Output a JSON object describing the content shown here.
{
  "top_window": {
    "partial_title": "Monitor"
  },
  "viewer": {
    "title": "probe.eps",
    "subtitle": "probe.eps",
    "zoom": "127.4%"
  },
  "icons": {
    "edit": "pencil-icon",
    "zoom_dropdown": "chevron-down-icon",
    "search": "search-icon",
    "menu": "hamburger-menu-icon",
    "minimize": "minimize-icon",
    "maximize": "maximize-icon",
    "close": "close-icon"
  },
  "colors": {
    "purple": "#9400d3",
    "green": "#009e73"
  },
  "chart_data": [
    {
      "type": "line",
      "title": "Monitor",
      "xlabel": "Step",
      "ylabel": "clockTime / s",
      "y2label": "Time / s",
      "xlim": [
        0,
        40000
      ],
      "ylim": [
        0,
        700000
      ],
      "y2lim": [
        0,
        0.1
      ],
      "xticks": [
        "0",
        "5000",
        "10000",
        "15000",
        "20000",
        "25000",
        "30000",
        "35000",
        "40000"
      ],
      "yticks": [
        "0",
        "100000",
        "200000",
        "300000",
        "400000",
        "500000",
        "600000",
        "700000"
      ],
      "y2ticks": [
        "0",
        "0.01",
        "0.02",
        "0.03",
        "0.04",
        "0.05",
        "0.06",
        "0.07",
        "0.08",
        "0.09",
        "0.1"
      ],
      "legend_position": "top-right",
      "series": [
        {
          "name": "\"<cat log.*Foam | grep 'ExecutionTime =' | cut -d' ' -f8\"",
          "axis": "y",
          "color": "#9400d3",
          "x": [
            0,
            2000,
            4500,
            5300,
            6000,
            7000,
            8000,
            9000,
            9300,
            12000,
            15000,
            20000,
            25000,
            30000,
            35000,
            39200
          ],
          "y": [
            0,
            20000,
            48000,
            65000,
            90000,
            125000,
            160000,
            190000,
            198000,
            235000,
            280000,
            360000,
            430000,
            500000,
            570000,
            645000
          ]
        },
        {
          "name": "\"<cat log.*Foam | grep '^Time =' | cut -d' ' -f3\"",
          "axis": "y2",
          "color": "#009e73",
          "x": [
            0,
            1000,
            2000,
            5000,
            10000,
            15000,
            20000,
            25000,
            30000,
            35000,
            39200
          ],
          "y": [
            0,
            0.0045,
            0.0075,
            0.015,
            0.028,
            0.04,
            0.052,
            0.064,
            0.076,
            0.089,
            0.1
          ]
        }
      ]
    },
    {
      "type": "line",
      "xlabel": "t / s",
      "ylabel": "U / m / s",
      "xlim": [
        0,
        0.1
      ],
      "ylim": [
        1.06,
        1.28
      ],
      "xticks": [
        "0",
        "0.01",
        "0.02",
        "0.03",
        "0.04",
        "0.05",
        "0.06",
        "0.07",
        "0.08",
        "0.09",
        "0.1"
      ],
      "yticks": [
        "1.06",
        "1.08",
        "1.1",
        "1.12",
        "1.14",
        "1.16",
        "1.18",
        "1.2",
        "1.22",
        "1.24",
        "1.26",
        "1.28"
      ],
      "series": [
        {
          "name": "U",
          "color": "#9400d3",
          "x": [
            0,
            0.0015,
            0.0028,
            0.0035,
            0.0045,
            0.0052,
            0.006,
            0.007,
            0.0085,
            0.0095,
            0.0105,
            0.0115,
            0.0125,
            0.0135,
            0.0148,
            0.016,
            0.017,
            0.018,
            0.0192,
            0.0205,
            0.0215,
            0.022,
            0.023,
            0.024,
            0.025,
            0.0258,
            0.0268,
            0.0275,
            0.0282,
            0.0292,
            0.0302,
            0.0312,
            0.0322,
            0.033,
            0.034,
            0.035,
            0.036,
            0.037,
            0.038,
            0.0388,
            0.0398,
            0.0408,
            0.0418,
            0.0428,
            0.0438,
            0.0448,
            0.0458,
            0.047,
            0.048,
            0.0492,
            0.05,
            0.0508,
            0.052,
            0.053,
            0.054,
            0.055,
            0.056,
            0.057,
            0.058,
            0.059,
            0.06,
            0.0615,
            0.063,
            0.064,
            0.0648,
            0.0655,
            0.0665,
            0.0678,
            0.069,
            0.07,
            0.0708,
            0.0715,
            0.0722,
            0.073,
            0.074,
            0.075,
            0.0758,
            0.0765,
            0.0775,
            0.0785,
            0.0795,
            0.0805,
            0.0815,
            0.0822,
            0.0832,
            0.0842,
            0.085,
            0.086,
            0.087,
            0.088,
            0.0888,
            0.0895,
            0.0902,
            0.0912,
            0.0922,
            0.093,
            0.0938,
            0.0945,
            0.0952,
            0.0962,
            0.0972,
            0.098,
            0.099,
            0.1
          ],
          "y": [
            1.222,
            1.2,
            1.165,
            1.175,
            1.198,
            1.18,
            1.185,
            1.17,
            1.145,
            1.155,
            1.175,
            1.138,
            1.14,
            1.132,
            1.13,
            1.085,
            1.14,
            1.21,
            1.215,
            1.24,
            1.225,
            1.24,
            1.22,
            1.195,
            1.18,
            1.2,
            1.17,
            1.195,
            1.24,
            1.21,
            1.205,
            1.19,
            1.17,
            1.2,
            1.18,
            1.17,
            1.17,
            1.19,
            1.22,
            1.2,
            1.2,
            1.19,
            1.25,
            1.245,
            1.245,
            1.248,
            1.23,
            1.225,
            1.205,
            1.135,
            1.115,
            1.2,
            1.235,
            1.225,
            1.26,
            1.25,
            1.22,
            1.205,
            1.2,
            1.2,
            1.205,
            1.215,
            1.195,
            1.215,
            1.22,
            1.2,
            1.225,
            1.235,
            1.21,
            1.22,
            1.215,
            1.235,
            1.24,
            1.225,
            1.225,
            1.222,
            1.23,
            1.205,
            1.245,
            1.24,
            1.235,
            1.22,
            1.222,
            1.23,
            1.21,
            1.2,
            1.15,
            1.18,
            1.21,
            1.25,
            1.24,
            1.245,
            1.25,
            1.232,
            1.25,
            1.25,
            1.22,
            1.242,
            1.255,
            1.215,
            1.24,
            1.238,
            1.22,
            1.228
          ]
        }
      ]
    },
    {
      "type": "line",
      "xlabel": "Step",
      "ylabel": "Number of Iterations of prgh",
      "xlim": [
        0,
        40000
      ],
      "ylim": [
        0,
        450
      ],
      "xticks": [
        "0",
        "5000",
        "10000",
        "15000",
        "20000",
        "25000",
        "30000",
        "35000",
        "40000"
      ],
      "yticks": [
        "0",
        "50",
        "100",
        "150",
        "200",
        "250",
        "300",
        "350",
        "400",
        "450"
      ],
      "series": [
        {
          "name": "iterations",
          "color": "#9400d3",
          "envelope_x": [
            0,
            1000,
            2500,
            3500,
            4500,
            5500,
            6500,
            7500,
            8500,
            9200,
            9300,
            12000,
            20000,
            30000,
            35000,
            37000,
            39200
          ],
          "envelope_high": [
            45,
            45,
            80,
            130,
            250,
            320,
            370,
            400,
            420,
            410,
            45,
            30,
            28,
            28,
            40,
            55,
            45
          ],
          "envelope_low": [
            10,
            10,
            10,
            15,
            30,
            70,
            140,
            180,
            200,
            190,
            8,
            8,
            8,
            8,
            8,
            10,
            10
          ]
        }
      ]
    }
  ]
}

==============================

_Task requirements_:
Search the data for "name". Copy every matching line.

_Solution to the problem_:
          "name": "\"<cat log.*Foam | grep 'ExecutionTime =' | cut -d' ' -f8\"",
          "name": "\"<cat log.*Foam | grep '^Time =' | cut -d' ' -f3\"",
          "name": "U",
          "name": "iterations",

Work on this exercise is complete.